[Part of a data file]
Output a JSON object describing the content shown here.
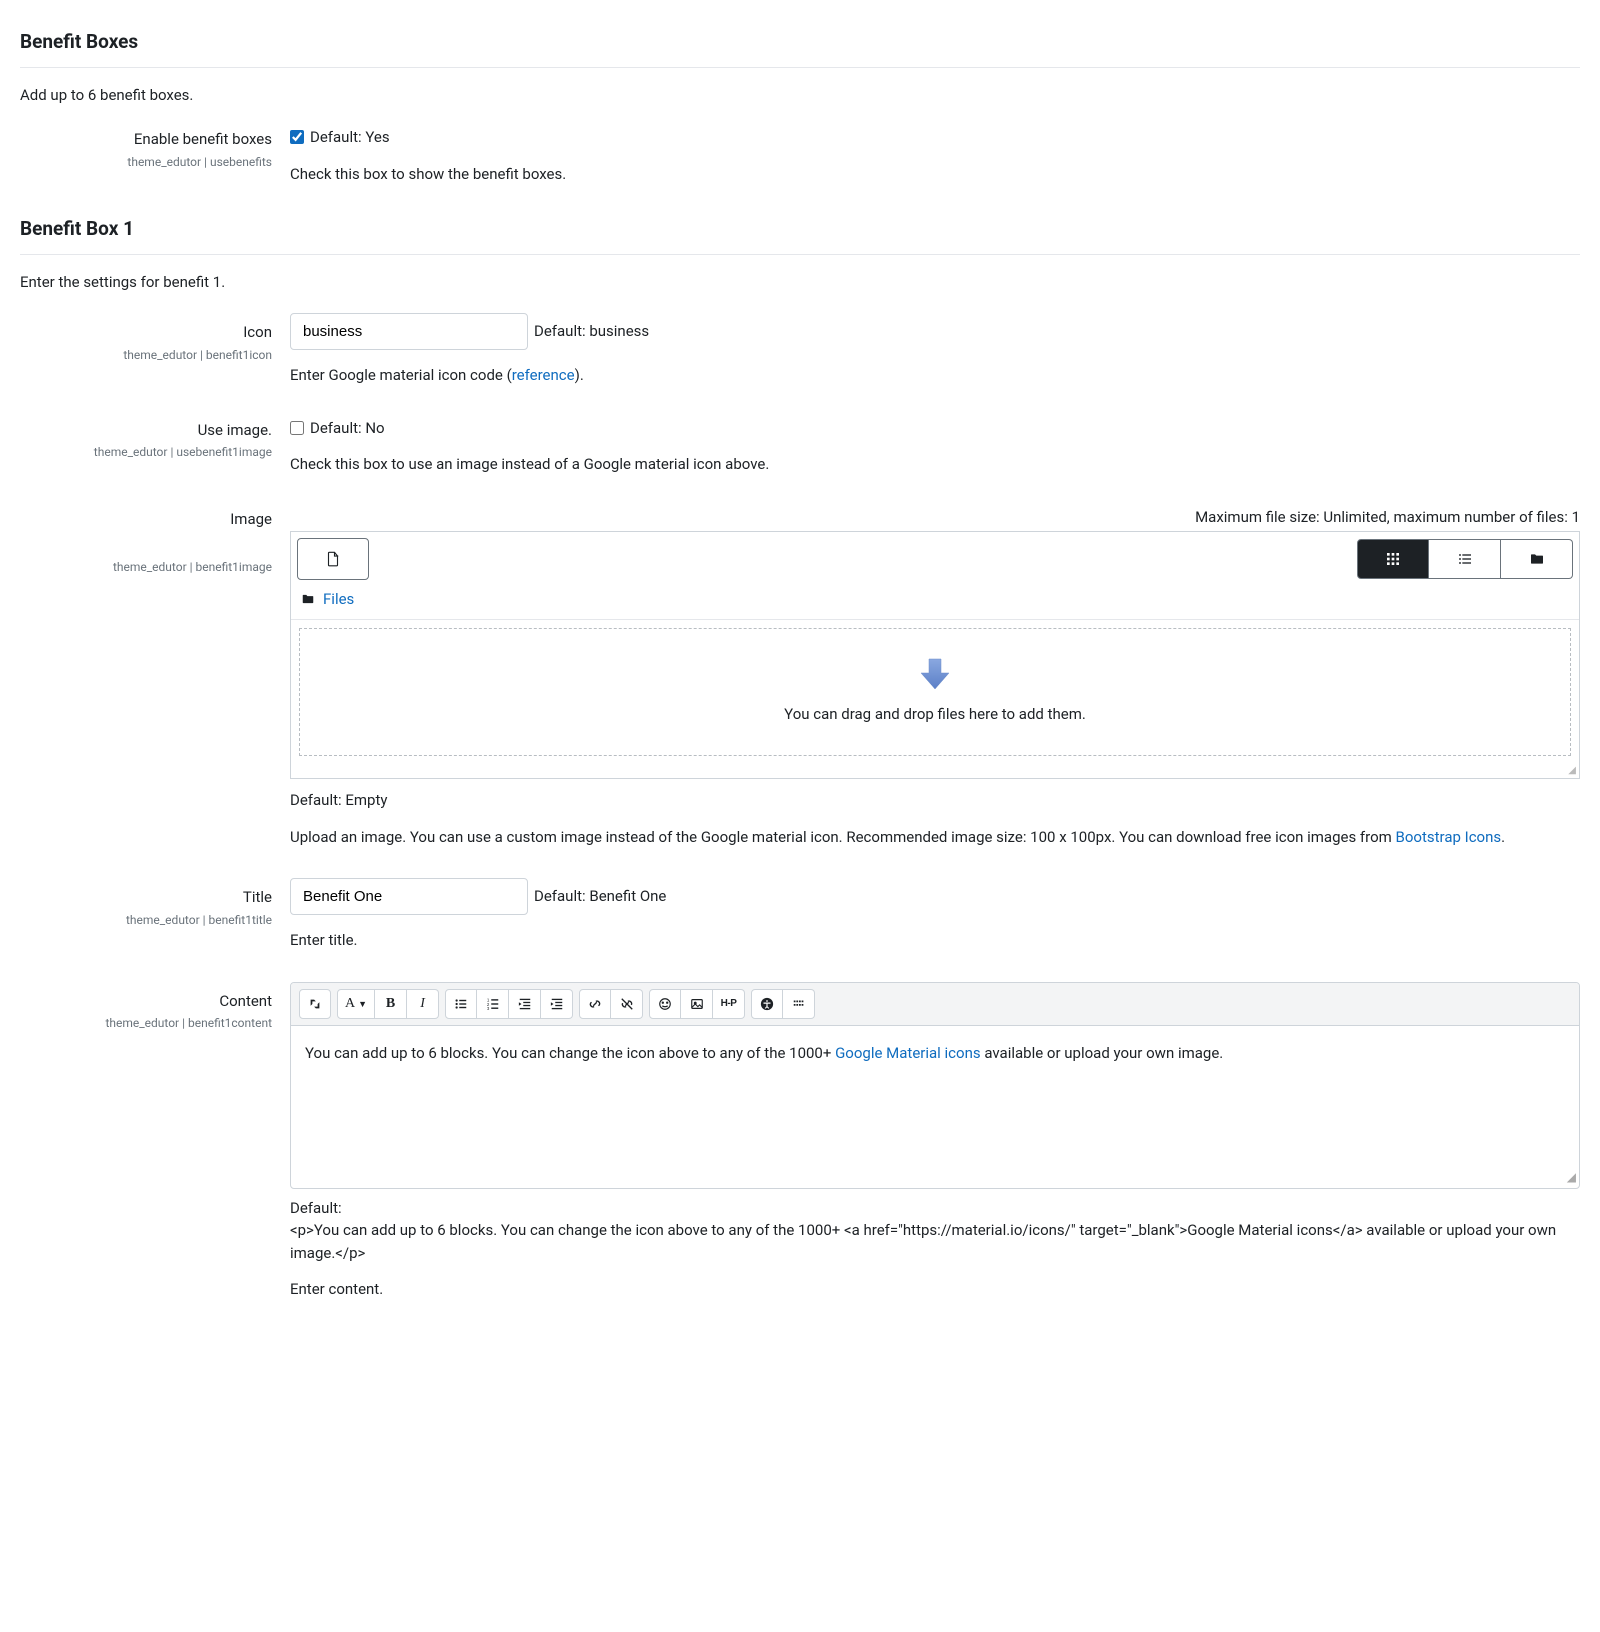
{
  "sections": {
    "benefit_boxes": {
      "title": "Benefit Boxes",
      "description": "Add up to 6 benefit boxes.",
      "enable": {
        "label": "Enable benefit boxes",
        "setting": "theme_edutor | usebenefits",
        "checked": true,
        "default_text": "Default: Yes",
        "desc": "Check this box to show the benefit boxes."
      }
    },
    "benefit_box_1": {
      "title": "Benefit Box 1",
      "description": "Enter the settings for benefit 1.",
      "icon": {
        "label": "Icon",
        "setting": "theme_edutor | benefit1icon",
        "value": "business",
        "default_text": "Default: business",
        "desc_prefix": "Enter Google material icon code (",
        "desc_link": "reference",
        "desc_suffix": ")."
      },
      "use_image": {
        "label": "Use image.",
        "setting": "theme_edutor | usebenefit1image",
        "checked": false,
        "default_text": "Default: No",
        "desc": "Check this box to use an image instead of a Google material icon above."
      },
      "image": {
        "label": "Image",
        "setting": "theme_edutor | benefit1image",
        "file_limit_text": "Maximum file size: Unlimited, maximum number of files: 1",
        "breadcrumb": "Files",
        "dropzone_text": "You can drag and drop files here to add them.",
        "default_text": "Default: Empty",
        "desc_prefix": "Upload an image. You can use a custom image instead of the Google material icon. Recommended image size: 100 x 100px. You can download free icon images from ",
        "desc_link": "Bootstrap Icons",
        "desc_suffix": "."
      },
      "title_field": {
        "label": "Title",
        "setting": "theme_edutor | benefit1title",
        "value": "Benefit One",
        "default_text": "Default: Benefit One",
        "desc": "Enter title."
      },
      "content": {
        "label": "Content",
        "setting": "theme_edutor | benefit1content",
        "body_prefix": "You can add up to 6 blocks. You can change the icon above to any of the 1000+ ",
        "body_link": "Google Material icons",
        "body_suffix": " available or upload your own image.",
        "default_label": "Default:",
        "default_html": "<p>You can add up to 6 blocks. You can change the icon above to any of the 1000+ <a href=\"https://material.io/icons/\" target=\"_blank\">Google Material icons</a> available or upload your own image.</p>",
        "desc": "Enter content."
      }
    }
  },
  "editor_toolbar": {
    "expand": "↓",
    "style": "A",
    "bold": "B",
    "italic": "I",
    "h5p": "H-P"
  }
}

STATED PROBLEM » Reproduce the entries exactly. Do not carry over any picture.

RESPONSE BELOW »
Output a JSON object describing the content shown here.
{
  "sections": {
    "benefit_boxes": {
      "title": "Benefit Boxes",
      "description": "Add up to 6 benefit boxes.",
      "enable": {
        "label": "Enable benefit boxes",
        "setting": "theme_edutor | usebenefits",
        "checked": true,
        "default_text": "Default: Yes",
        "desc": "Check this box to show the benefit boxes."
      }
    },
    "benefit_box_1": {
      "title": "Benefit Box 1",
      "description": "Enter the settings for benefit 1.",
      "icon": {
        "label": "Icon",
        "setting": "theme_edutor | benefit1icon",
        "value": "business",
        "default_text": "Default: business",
        "desc_prefix": "Enter Google material icon code (",
        "desc_link": "reference",
        "desc_suffix": ")."
      },
      "use_image": {
        "label": "Use image.",
        "setting": "theme_edutor | usebenefit1image",
        "checked": false,
        "default_text": "Default: No",
        "desc": "Check this box to use an image instead of a Google material icon above."
      },
      "image": {
        "label": "Image",
        "setting": "theme_edutor | benefit1image",
        "file_limit_text": "Maximum file size: Unlimited, maximum number of files: 1",
        "breadcrumb": "Files",
        "dropzone_text": "You can drag and drop files here to add them.",
        "default_text": "Default: Empty",
        "desc_prefix": "Upload an image. You can use a custom image instead of the Google material icon. Recommended image size: 100 x 100px. You can download free icon images from ",
        "desc_link": "Bootstrap Icons",
        "desc_suffix": "."
      },
      "title_field": {
        "label": "Title",
        "setting": "theme_edutor | benefit1title",
        "value": "Benefit One",
        "default_text": "Default: Benefit One",
        "desc": "Enter title."
      },
      "content": {
        "label": "Content",
        "setting": "theme_edutor | benefit1content",
        "body_prefix": "You can add up to 6 blocks. You can change the icon above to any of the 1000+ ",
        "body_link": "Google Material icons",
        "body_suffix": " available or upload your own image.",
        "default_label": "Default:",
        "default_html": "<p>You can add up to 6 blocks. You can change the icon above to any of the 1000+ <a href=\"https://material.io/icons/\" target=\"_blank\">Google Material icons</a> available or upload your own image.</p>",
        "desc": "Enter content."
      }
    }
  },
  "editor_toolbar": {
    "expand": "↓",
    "style": "A",
    "bold": "B",
    "italic": "I",
    "h5p": "H-P"
  }
}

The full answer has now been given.